▸ **What you need to do**
Render every entry exactly as it appears.

§ §

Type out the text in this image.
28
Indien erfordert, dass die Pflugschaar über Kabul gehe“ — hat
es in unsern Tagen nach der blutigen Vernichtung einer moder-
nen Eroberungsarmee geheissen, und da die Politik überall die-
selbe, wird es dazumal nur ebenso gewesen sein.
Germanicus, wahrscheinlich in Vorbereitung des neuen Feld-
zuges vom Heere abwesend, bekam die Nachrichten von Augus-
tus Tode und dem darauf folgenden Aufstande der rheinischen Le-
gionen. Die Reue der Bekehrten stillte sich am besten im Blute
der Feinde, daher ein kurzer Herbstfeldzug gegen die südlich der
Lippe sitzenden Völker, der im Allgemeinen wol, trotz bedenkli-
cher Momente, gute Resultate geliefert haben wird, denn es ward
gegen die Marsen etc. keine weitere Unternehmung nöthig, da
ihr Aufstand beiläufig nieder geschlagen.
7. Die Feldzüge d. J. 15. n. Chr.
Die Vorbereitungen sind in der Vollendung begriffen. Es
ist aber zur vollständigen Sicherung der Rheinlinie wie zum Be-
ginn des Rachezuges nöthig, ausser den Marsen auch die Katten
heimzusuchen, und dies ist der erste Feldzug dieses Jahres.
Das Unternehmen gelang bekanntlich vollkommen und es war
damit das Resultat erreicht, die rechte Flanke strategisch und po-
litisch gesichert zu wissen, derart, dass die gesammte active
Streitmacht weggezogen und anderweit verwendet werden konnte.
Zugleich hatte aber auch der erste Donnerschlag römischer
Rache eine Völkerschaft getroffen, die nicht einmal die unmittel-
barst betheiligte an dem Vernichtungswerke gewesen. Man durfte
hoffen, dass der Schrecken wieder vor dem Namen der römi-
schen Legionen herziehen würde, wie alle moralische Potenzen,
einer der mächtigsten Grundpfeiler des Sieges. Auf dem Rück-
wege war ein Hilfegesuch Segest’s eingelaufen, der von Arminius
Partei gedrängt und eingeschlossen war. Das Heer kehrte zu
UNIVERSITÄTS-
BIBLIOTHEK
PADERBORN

§ §

▸ **Answer to the problem**
Type out the text in this image.
28
Indien erfordert, dass die Pflugschaar über Kabul gehe“ — hat
es in unsern Tagen nach der blutigen Vernichtung einer moder-
nen Eroberungsarmee geheissen, und da die Politik überall die-
selbe, wird es dazumal nur ebenso gewesen sein.
Germanicus, wahrscheinlich in Vorbereitung des neuen Feld-
zuges vom Heere abwesend, bekam die Nachrichten von Augus-
tus Tode und dem darauf folgenden Aufstande der rheinischen Le-
gionen. Die Reue der Bekehrten stillte sich am besten im Blute
der Feinde, daher ein kurzer Herbstfeldzug gegen die südlich der
Lippe sitzenden Völker, der im Allgemeinen wol, trotz bedenkli-
cher Momente, gute Resultate geliefert haben wird, denn es ward
gegen die Marsen etc. keine weitere Unternehmung nöthig, da
ihr Aufstand beiläufig nieder geschlagen.
7. Die Feldzüge d. J. 15. n. Chr.
Die Vorbereitungen sind in der Vollendung begriffen. Es
ist aber zur vollständigen Sicherung der Rheinlinie wie zum Be-
ginn des Rachezuges nöthig, ausser den Marsen auch die Katten
heimzusuchen, und dies ist der erste Feldzug dieses Jahres.
Das Unternehmen gelang bekanntlich vollkommen und es war
damit das Resultat erreicht, die rechte Flanke strategisch und po-
litisch gesichert zu wissen, derart, dass die gesammte active
Streitmacht weggezogen und anderweit verwendet werden konnte.
Zugleich hatte aber auch der erste Donnerschlag römischer
Rache eine Völkerschaft getroffen, die nicht einmal die unmittel-
barst betheiligte an dem Vernichtungswerke gewesen. Man durfte
hoffen, dass der Schrecken wieder vor dem Namen der römi-
schen Legionen herziehen würde, wie alle moralische Potenzen,
einer der mächtigsten Grundpfeiler des Sieges. Auf dem Rück-
wege war ein Hilfegesuch Segest’s eingelaufen, der von Arminius
Partei gedrängt und eingeschlossen war. Das Heer kehrte zu
UNIVERSITÄTS-
BIBLIOTHEK
PADERBORN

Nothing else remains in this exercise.